What is needed:
Find each line holding "subtitle" and copy it out.

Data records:

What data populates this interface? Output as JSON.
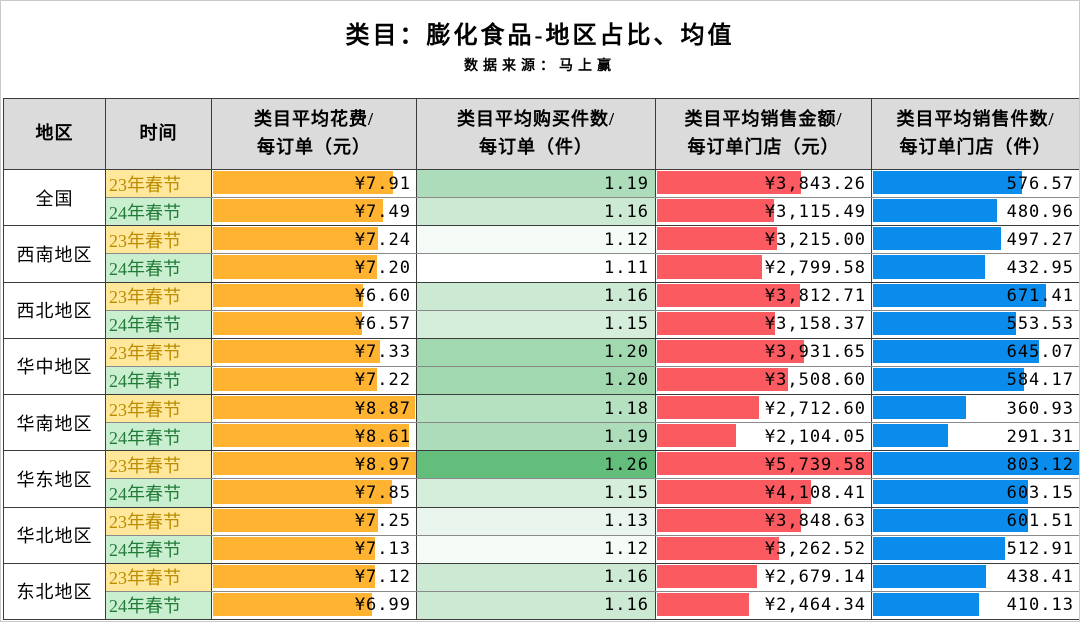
{
  "title": "类目：膨化食品-地区占比、均值",
  "subtitle": "数据来源：马上赢",
  "header": {
    "cols": [
      "地区",
      "时间",
      "类目平均花费/\n每订单（元）",
      "类目平均购买件数/\n每订单（件）",
      "类目平均销售金额/\n每订单门店（元）",
      "类目平均销售件数/\n每订单门店（件）"
    ]
  },
  "colors": {
    "header_bg": "#dbdbdb",
    "spend_bar": "#FFB331",
    "sales_bar": "#FB5A61",
    "units_bar": "#0A8CEC",
    "items_scale_min_color": "#FFFFFF",
    "items_scale_max_color": "#63BE7B",
    "time_23_bg": "#FFE89C",
    "time_23_text": "#BC8C00",
    "time_24_bg": "#C9EFD0",
    "time_24_text": "#237B38"
  },
  "chart_data": {
    "type": "table",
    "title": "类目：膨化食品-地区占比、均值",
    "subtitle": "数据来源：马上赢",
    "columns": [
      "地区",
      "时间",
      "类目平均花费/每订单（元）",
      "类目平均购买件数/每订单（件）",
      "类目平均销售金额/每订单门店（元）",
      "类目平均销售件数/每订单门店（件）"
    ],
    "bar_scaling": "bar width = value / column max",
    "items_scale": {
      "min": 1.11,
      "max": 1.26
    },
    "groups": [
      {
        "region": "全国",
        "rows": [
          {
            "time": "23年春节",
            "spend": 7.91,
            "spend_label": "¥7.91",
            "items": 1.19,
            "items_label": "1.19",
            "sales": 3843.26,
            "sales_label": "¥3,843.26",
            "units": 576.57,
            "units_label": "576.57"
          },
          {
            "time": "24年春节",
            "spend": 7.49,
            "spend_label": "¥7.49",
            "items": 1.16,
            "items_label": "1.16",
            "sales": 3115.49,
            "sales_label": "¥3,115.49",
            "units": 480.96,
            "units_label": "480.96"
          }
        ]
      },
      {
        "region": "西南地区",
        "rows": [
          {
            "time": "23年春节",
            "spend": 7.24,
            "spend_label": "¥7.24",
            "items": 1.12,
            "items_label": "1.12",
            "sales": 3215.0,
            "sales_label": "¥3,215.00",
            "units": 497.27,
            "units_label": "497.27"
          },
          {
            "time": "24年春节",
            "spend": 7.2,
            "spend_label": "¥7.20",
            "items": 1.11,
            "items_label": "1.11",
            "sales": 2799.58,
            "sales_label": "¥2,799.58",
            "units": 432.95,
            "units_label": "432.95"
          }
        ]
      },
      {
        "region": "西北地区",
        "rows": [
          {
            "time": "23年春节",
            "spend": 6.6,
            "spend_label": "¥6.60",
            "items": 1.16,
            "items_label": "1.16",
            "sales": 3812.71,
            "sales_label": "¥3,812.71",
            "units": 671.41,
            "units_label": "671.41"
          },
          {
            "time": "24年春节",
            "spend": 6.57,
            "spend_label": "¥6.57",
            "items": 1.15,
            "items_label": "1.15",
            "sales": 3158.37,
            "sales_label": "¥3,158.37",
            "units": 553.53,
            "units_label": "553.53"
          }
        ]
      },
      {
        "region": "华中地区",
        "rows": [
          {
            "time": "23年春节",
            "spend": 7.33,
            "spend_label": "¥7.33",
            "items": 1.2,
            "items_label": "1.20",
            "sales": 3931.65,
            "sales_label": "¥3,931.65",
            "units": 645.07,
            "units_label": "645.07"
          },
          {
            "time": "24年春节",
            "spend": 7.22,
            "spend_label": "¥7.22",
            "items": 1.2,
            "items_label": "1.20",
            "sales": 3508.6,
            "sales_label": "¥3,508.60",
            "units": 584.17,
            "units_label": "584.17"
          }
        ]
      },
      {
        "region": "华南地区",
        "rows": [
          {
            "time": "23年春节",
            "spend": 8.87,
            "spend_label": "¥8.87",
            "items": 1.18,
            "items_label": "1.18",
            "sales": 2712.6,
            "sales_label": "¥2,712.60",
            "units": 360.93,
            "units_label": "360.93"
          },
          {
            "time": "24年春节",
            "spend": 8.61,
            "spend_label": "¥8.61",
            "items": 1.19,
            "items_label": "1.19",
            "sales": 2104.05,
            "sales_label": "¥2,104.05",
            "units": 291.31,
            "units_label": "291.31"
          }
        ]
      },
      {
        "region": "华东地区",
        "rows": [
          {
            "time": "23年春节",
            "spend": 8.97,
            "spend_label": "¥8.97",
            "items": 1.26,
            "items_label": "1.26",
            "sales": 5739.58,
            "sales_label": "¥5,739.58",
            "units": 803.12,
            "units_label": "803.12"
          },
          {
            "time": "24年春节",
            "spend": 7.85,
            "spend_label": "¥7.85",
            "items": 1.15,
            "items_label": "1.15",
            "sales": 4108.41,
            "sales_label": "¥4,108.41",
            "units": 603.15,
            "units_label": "603.15"
          }
        ]
      },
      {
        "region": "华北地区",
        "rows": [
          {
            "time": "23年春节",
            "spend": 7.25,
            "spend_label": "¥7.25",
            "items": 1.13,
            "items_label": "1.13",
            "sales": 3848.63,
            "sales_label": "¥3,848.63",
            "units": 601.51,
            "units_label": "601.51"
          },
          {
            "time": "24年春节",
            "spend": 7.13,
            "spend_label": "¥7.13",
            "items": 1.12,
            "items_label": "1.12",
            "sales": 3262.52,
            "sales_label": "¥3,262.52",
            "units": 512.91,
            "units_label": "512.91"
          }
        ]
      },
      {
        "region": "东北地区",
        "rows": [
          {
            "time": "23年春节",
            "spend": 7.12,
            "spend_label": "¥7.12",
            "items": 1.16,
            "items_label": "1.16",
            "sales": 2679.14,
            "sales_label": "¥2,679.14",
            "units": 438.41,
            "units_label": "438.41"
          },
          {
            "time": "24年春节",
            "spend": 6.99,
            "spend_label": "¥6.99",
            "items": 1.16,
            "items_label": "1.16",
            "sales": 2464.34,
            "sales_label": "¥2,464.34",
            "units": 410.13,
            "units_label": "410.13"
          }
        ]
      }
    ]
  }
}
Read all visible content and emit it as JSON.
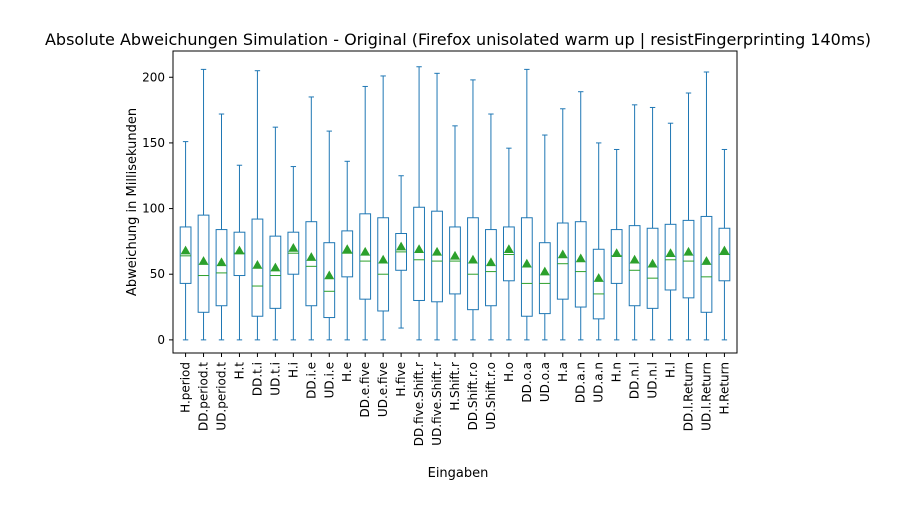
{
  "chart_data": {
    "type": "boxplot",
    "title": "Absolute Abweichungen Simulation - Original (Firefox unisolated warm up | resistFingerprinting 140ms)",
    "xlabel": "Eingaben",
    "ylabel": "Abweichung in Millisekunden",
    "ylim": [
      -10,
      220
    ],
    "yticks": [
      0,
      50,
      100,
      150,
      200
    ],
    "grid": false,
    "colors": {
      "box": "#1f77b4",
      "median": "#2ca02c",
      "mean": "#2ca02c"
    },
    "categories": [
      "H.period",
      "DD.period.t",
      "UD.period.t",
      "H.t",
      "DD.t.i",
      "UD.t.i",
      "H.i",
      "DD.i.e",
      "UD.i.e",
      "H.e",
      "DD.e.five",
      "UD.e.five",
      "H.five",
      "DD.five.Shift.r",
      "UD.five.Shift.r",
      "H.Shift.r",
      "DD.Shift.r.o",
      "UD.Shift.r.o",
      "H.o",
      "DD.o.a",
      "UD.o.a",
      "H.a",
      "DD.a.n",
      "UD.a.n",
      "H.n",
      "DD.n.l",
      "UD.n.l",
      "H.l",
      "DD.l.Return",
      "UD.l.Return",
      "H.Return"
    ],
    "boxes": [
      {
        "whislo": 0,
        "q1": 43,
        "med": 64,
        "q3": 86,
        "whishi": 151,
        "mean": 68
      },
      {
        "whislo": 0,
        "q1": 21,
        "med": 49,
        "q3": 95,
        "whishi": 206,
        "mean": 60
      },
      {
        "whislo": 0,
        "q1": 26,
        "med": 51,
        "q3": 84,
        "whishi": 172,
        "mean": 59
      },
      {
        "whislo": 0,
        "q1": 49,
        "med": 66,
        "q3": 82,
        "whishi": 133,
        "mean": 68
      },
      {
        "whislo": 0,
        "q1": 18,
        "med": 41,
        "q3": 92,
        "whishi": 205,
        "mean": 57
      },
      {
        "whislo": 0,
        "q1": 24,
        "med": 49,
        "q3": 79,
        "whishi": 162,
        "mean": 55
      },
      {
        "whislo": 0,
        "q1": 50,
        "med": 66,
        "q3": 82,
        "whishi": 132,
        "mean": 70
      },
      {
        "whislo": 0,
        "q1": 26,
        "med": 56,
        "q3": 90,
        "whishi": 185,
        "mean": 63
      },
      {
        "whislo": 0,
        "q1": 17,
        "med": 37,
        "q3": 74,
        "whishi": 159,
        "mean": 49
      },
      {
        "whislo": 0,
        "q1": 48,
        "med": 66,
        "q3": 83,
        "whishi": 136,
        "mean": 69
      },
      {
        "whislo": 0,
        "q1": 31,
        "med": 60,
        "q3": 96,
        "whishi": 193,
        "mean": 67
      },
      {
        "whislo": 0,
        "q1": 22,
        "med": 50,
        "q3": 93,
        "whishi": 201,
        "mean": 61
      },
      {
        "whislo": 9,
        "q1": 53,
        "med": 67,
        "q3": 81,
        "whishi": 125,
        "mean": 71
      },
      {
        "whislo": 0,
        "q1": 30,
        "med": 61,
        "q3": 101,
        "whishi": 208,
        "mean": 69
      },
      {
        "whislo": 0,
        "q1": 29,
        "med": 60,
        "q3": 98,
        "whishi": 203,
        "mean": 67
      },
      {
        "whislo": 0,
        "q1": 35,
        "med": 60,
        "q3": 86,
        "whishi": 163,
        "mean": 64
      },
      {
        "whislo": 0,
        "q1": 23,
        "med": 50,
        "q3": 93,
        "whishi": 198,
        "mean": 61
      },
      {
        "whislo": 0,
        "q1": 26,
        "med": 52,
        "q3": 84,
        "whishi": 172,
        "mean": 59
      },
      {
        "whislo": 0,
        "q1": 45,
        "med": 65,
        "q3": 86,
        "whishi": 146,
        "mean": 69
      },
      {
        "whislo": 0,
        "q1": 18,
        "med": 43,
        "q3": 93,
        "whishi": 206,
        "mean": 58
      },
      {
        "whislo": 0,
        "q1": 20,
        "med": 43,
        "q3": 74,
        "whishi": 156,
        "mean": 52
      },
      {
        "whislo": 0,
        "q1": 31,
        "med": 58,
        "q3": 89,
        "whishi": 176,
        "mean": 65
      },
      {
        "whislo": 0,
        "q1": 25,
        "med": 52,
        "q3": 90,
        "whishi": 189,
        "mean": 62
      },
      {
        "whislo": 0,
        "q1": 16,
        "med": 35,
        "q3": 69,
        "whishi": 150,
        "mean": 47
      },
      {
        "whislo": 0,
        "q1": 43,
        "med": 64,
        "q3": 84,
        "whishi": 145,
        "mean": 66
      },
      {
        "whislo": 0,
        "q1": 26,
        "med": 53,
        "q3": 87,
        "whishi": 179,
        "mean": 61
      },
      {
        "whislo": 0,
        "q1": 24,
        "med": 47,
        "q3": 85,
        "whishi": 177,
        "mean": 58
      },
      {
        "whislo": 0,
        "q1": 38,
        "med": 61,
        "q3": 88,
        "whishi": 165,
        "mean": 66
      },
      {
        "whislo": 0,
        "q1": 32,
        "med": 60,
        "q3": 91,
        "whishi": 188,
        "mean": 67
      },
      {
        "whislo": 0,
        "q1": 21,
        "med": 48,
        "q3": 94,
        "whishi": 204,
        "mean": 60
      },
      {
        "whislo": 0,
        "q1": 45,
        "med": 65,
        "q3": 85,
        "whishi": 145,
        "mean": 68
      }
    ]
  }
}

Problem solution:
  "subtitle": "数据来源：马上赢",
    "subtitle": "数据来源：马上赢",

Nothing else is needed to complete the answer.